## Stored data
start

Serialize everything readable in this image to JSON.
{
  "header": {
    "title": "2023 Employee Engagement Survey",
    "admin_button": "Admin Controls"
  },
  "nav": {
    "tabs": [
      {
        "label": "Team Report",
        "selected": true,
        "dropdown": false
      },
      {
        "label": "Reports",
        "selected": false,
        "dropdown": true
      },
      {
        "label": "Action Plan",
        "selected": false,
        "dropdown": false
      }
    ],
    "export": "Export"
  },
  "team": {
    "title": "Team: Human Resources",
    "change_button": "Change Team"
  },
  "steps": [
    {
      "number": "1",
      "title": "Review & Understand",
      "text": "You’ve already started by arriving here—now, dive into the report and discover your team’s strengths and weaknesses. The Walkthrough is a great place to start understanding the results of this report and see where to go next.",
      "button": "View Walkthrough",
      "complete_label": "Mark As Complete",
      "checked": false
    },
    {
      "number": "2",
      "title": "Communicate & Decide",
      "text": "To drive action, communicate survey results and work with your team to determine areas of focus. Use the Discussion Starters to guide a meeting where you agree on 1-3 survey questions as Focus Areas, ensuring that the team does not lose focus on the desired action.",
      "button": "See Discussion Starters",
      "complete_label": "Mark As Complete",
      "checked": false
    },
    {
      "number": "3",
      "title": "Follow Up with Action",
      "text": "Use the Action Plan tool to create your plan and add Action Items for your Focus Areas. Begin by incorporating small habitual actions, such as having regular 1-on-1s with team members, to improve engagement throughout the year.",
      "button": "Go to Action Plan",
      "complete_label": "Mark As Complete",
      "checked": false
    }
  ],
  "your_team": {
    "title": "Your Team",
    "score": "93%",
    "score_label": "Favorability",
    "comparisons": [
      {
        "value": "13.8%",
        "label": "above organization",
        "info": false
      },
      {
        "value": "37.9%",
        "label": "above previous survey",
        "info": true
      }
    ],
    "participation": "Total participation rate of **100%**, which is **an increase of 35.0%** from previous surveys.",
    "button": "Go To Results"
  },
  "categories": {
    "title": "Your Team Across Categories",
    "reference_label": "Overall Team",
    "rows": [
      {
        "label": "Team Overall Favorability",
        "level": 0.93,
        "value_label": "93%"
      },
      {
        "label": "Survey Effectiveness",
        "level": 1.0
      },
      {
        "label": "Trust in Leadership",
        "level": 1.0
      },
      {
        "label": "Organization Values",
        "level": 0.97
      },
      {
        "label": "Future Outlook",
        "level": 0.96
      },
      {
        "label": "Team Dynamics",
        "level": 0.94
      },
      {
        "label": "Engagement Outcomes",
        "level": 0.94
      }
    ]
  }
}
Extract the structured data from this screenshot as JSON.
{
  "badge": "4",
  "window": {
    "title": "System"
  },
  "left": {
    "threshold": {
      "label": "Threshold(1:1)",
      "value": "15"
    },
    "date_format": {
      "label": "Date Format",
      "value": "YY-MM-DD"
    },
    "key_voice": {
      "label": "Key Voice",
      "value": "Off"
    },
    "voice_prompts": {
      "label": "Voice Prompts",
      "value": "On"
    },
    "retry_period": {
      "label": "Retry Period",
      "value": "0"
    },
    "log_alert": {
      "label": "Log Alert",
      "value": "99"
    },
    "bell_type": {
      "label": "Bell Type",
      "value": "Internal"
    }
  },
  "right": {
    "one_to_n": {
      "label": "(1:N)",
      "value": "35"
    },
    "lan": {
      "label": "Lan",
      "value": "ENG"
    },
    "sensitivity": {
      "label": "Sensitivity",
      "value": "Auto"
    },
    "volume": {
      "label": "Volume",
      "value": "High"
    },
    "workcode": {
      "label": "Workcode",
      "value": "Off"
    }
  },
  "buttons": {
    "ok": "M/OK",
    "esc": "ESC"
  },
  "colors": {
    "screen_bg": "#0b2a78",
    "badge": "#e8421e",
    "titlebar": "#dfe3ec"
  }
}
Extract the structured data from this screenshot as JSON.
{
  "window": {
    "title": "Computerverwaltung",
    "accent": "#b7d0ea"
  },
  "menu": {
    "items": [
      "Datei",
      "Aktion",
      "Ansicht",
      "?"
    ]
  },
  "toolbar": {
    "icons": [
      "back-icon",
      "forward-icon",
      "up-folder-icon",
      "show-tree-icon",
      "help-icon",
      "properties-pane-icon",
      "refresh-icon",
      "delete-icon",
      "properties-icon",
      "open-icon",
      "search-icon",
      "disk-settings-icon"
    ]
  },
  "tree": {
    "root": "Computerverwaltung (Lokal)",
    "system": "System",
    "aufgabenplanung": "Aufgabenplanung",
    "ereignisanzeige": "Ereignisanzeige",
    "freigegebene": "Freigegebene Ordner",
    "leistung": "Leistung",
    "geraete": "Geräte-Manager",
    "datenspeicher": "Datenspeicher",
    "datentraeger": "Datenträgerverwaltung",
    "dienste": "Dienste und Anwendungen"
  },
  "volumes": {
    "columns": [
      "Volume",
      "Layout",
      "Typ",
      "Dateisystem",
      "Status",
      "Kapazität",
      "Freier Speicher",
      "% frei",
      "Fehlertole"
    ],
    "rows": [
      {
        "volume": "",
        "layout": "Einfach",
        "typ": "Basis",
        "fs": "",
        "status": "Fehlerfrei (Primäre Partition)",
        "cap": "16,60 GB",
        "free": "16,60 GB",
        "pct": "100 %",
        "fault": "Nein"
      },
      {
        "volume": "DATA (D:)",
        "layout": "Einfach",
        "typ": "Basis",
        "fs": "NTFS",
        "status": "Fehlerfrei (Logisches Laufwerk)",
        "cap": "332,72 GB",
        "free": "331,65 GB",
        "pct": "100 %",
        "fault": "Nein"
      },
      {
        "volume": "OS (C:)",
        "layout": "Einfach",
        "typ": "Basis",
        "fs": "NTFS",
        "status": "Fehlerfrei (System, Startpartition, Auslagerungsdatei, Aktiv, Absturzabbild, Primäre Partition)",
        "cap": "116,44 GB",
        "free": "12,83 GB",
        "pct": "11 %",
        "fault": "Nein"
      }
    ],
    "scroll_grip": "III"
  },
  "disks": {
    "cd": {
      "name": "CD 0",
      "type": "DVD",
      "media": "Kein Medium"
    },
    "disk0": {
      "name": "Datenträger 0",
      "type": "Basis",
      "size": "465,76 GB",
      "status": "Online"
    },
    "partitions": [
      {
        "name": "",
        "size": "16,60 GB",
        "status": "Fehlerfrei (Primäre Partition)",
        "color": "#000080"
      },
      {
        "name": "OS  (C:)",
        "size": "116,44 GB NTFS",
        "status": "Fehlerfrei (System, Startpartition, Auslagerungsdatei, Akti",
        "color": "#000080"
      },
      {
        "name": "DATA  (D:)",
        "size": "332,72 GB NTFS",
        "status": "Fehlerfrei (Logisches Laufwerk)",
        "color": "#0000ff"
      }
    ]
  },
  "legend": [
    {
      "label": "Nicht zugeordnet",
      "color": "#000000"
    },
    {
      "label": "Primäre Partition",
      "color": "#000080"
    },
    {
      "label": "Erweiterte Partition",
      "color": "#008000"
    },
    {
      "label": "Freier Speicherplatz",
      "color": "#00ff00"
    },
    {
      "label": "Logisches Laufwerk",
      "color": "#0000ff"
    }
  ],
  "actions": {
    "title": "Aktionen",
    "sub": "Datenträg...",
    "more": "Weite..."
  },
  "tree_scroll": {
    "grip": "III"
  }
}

end

## SHORT PROBLEM
Word for word, quote all of the data above.

## SOLUTION TO THIS EXERCISE
Serialize everything readable in this image to JSON.
{
  "header": {
    "title": "2023 Employee Engagement Survey",
    "admin_button": "Admin Controls"
  },
  "nav": {
    "tabs": [
      {
        "label": "Team Report",
        "selected": true,
        "dropdown": false
      },
      {
        "label": "Reports",
        "selected": false,
        "dropdown": true
      },
      {
        "label": "Action Plan",
        "selected": false,
        "dropdown": false
      }
    ],
    "export": "Export"
  },
  "team": {
    "title": "Team: Human Resources",
    "change_button": "Change Team"
  },
  "steps": [
    {
      "number": "1",
      "title": "Review & Understand",
      "text": "You’ve already started by arriving here—now, dive into the report and discover your team’s strengths and weaknesses. The Walkthrough is a great place to start understanding the results of this report and see where to go next.",
      "button": "View Walkthrough",
      "complete_label": "Mark As Complete",
      "checked": false
    },
    {
      "number": "2",
      "title": "Communicate & Decide",
      "text": "To drive action, communicate survey results and work with your team to determine areas of focus. Use the Discussion Starters to guide a meeting where you agree on 1-3 survey questions as Focus Areas, ensuring that the team does not lose focus on the desired action.",
      "button": "See Discussion Starters",
      "complete_label": "Mark As Complete",
      "checked": false
    },
    {
      "number": "3",
      "title": "Follow Up with Action",
      "text": "Use the Action Plan tool to create your plan and add Action Items for your Focus Areas. Begin by incorporating small habitual actions, such as having regular 1-on-1s with team members, to improve engagement throughout the year.",
      "button": "Go to Action Plan",
      "complete_label": "Mark As Complete",
      "checked": false
    }
  ],
  "your_team": {
    "title": "Your Team",
    "score": "93%",
    "score_label": "Favorability",
    "comparisons": [
      {
        "value": "13.8%",
        "label": "above organization",
        "info": false
      },
      {
        "value": "37.9%",
        "label": "above previous survey",
        "info": true
      }
    ],
    "participation": "Total participation rate of **100%**, which is **an increase of 35.0%** from previous surveys.",
    "button": "Go To Results"
  },
  "categories": {
    "title": "Your Team Across Categories",
    "reference_label": "Overall Team",
    "rows": [
      {
        "label": "Team Overall Favorability",
        "level": 0.93,
        "value_label": "93%"
      },
      {
        "label": "Survey Effectiveness",
        "level": 1.0
      },
      {
        "label": "Trust in Leadership",
        "level": 1.0
      },
      {
        "label": "Organization Values",
        "level": 0.97
      },
      {
        "label": "Future Outlook",
        "level": 0.96
      },
      {
        "label": "Team Dynamics",
        "level": 0.94
      },
      {
        "label": "Engagement Outcomes",
        "level": 0.94
      }
    ]
  }
}
Extract the structured data from this screenshot as JSON.
{
  "badge": "4",
  "window": {
    "title": "System"
  },
  "left": {
    "threshold": {
      "label": "Threshold(1:1)",
      "value": "15"
    },
    "date_format": {
      "label": "Date Format",
      "value": "YY-MM-DD"
    },
    "key_voice": {
      "label": "Key Voice",
      "value": "Off"
    },
    "voice_prompts": {
      "label": "Voice Prompts",
      "value": "On"
    },
    "retry_period": {
      "label": "Retry Period",
      "value": "0"
    },
    "log_alert": {
      "label": "Log Alert",
      "value": "99"
    },
    "bell_type": {
      "label": "Bell Type",
      "value": "Internal"
    }
  },
  "right": {
    "one_to_n": {
      "label": "(1:N)",
      "value": "35"
    },
    "lan": {
      "label": "Lan",
      "value": "ENG"
    },
    "sensitivity": {
      "label": "Sensitivity",
      "value": "Auto"
    },
    "volume": {
      "label": "Volume",
      "value": "High"
    },
    "workcode": {
      "label": "Workcode",
      "value": "Off"
    }
  },
  "buttons": {
    "ok": "M/OK",
    "esc": "ESC"
  },
  "colors": {
    "screen_bg": "#0b2a78",
    "badge": "#e8421e",
    "titlebar": "#dfe3ec"
  }
}
Extract the structured data from this screenshot as JSON.
{
  "window": {
    "title": "Computerverwaltung",
    "accent": "#b7d0ea"
  },
  "menu": {
    "items": [
      "Datei",
      "Aktion",
      "Ansicht",
      "?"
    ]
  },
  "toolbar": {
    "icons": [
      "back-icon",
      "forward-icon",
      "up-folder-icon",
      "show-tree-icon",
      "help-icon",
      "properties-pane-icon",
      "refresh-icon",
      "delete-icon",
      "properties-icon",
      "open-icon",
      "search-icon",
      "disk-settings-icon"
    ]
  },
  "tree": {
    "root": "Computerverwaltung (Lokal)",
    "system": "System",
    "aufgabenplanung": "Aufgabenplanung",
    "ereignisanzeige": "Ereignisanzeige",
    "freigegebene": "Freigegebene Ordner",
    "leistung": "Leistung",
    "geraete": "Geräte-Manager",
    "datenspeicher": "Datenspeicher",
    "datentraeger": "Datenträgerverwaltung",
    "dienste": "Dienste und Anwendungen"
  },
  "volumes": {
    "columns": [
      "Volume",
      "Layout",
      "Typ",
      "Dateisystem",
      "Status",
      "Kapazität",
      "Freier Speicher",
      "% frei",
      "Fehlertole"
    ],
    "rows": [
      {
        "volume": "",
        "layout": "Einfach",
        "typ": "Basis",
        "fs": "",
        "status": "Fehlerfrei (Primäre Partition)",
        "cap": "16,60 GB",
        "free": "16,60 GB",
        "pct": "100 %",
        "fault": "Nein"
      },
      {
        "volume": "DATA (D:)",
        "layout": "Einfach",
        "typ": "Basis",
        "fs": "NTFS",
        "status": "Fehlerfrei (Logisches Laufwerk)",
        "cap": "332,72 GB",
        "free": "331,65 GB",
        "pct": "100 %",
        "fault": "Nein"
      },
      {
        "volume": "OS (C:)",
        "layout": "Einfach",
        "typ": "Basis",
        "fs": "NTFS",
        "status": "Fehlerfrei (System, Startpartition, Auslagerungsdatei, Aktiv, Absturzabbild, Primäre Partition)",
        "cap": "116,44 GB",
        "free": "12,83 GB",
        "pct": "11 %",
        "fault": "Nein"
      }
    ],
    "scroll_grip": "III"
  },
  "disks": {
    "cd": {
      "name": "CD 0",
      "type": "DVD",
      "media": "Kein Medium"
    },
    "disk0": {
      "name": "Datenträger 0",
      "type": "Basis",
      "size": "465,76 GB",
      "status": "Online"
    },
    "partitions": [
      {
        "name": "",
        "size": "16,60 GB",
        "status": "Fehlerfrei (Primäre Partition)",
        "color": "#000080"
      },
      {
        "name": "OS  (C:)",
        "size": "116,44 GB NTFS",
        "status": "Fehlerfrei (System, Startpartition, Auslagerungsdatei, Akti",
        "color": "#000080"
      },
      {
        "name": "DATA  (D:)",
        "size": "332,72 GB NTFS",
        "status": "Fehlerfrei (Logisches Laufwerk)",
        "color": "#0000ff"
      }
    ]
  },
  "legend": [
    {
      "label": "Nicht zugeordnet",
      "color": "#000000"
    },
    {
      "label": "Primäre Partition",
      "color": "#000080"
    },
    {
      "label": "Erweiterte Partition",
      "color": "#008000"
    },
    {
      "label": "Freier Speicherplatz",
      "color": "#00ff00"
    },
    {
      "label": "Logisches Laufwerk",
      "color": "#0000ff"
    }
  ],
  "actions": {
    "title": "Aktionen",
    "sub": "Datenträg...",
    "more": "Weite..."
  },
  "tree_scroll": {
    "grip": "III"
  }
}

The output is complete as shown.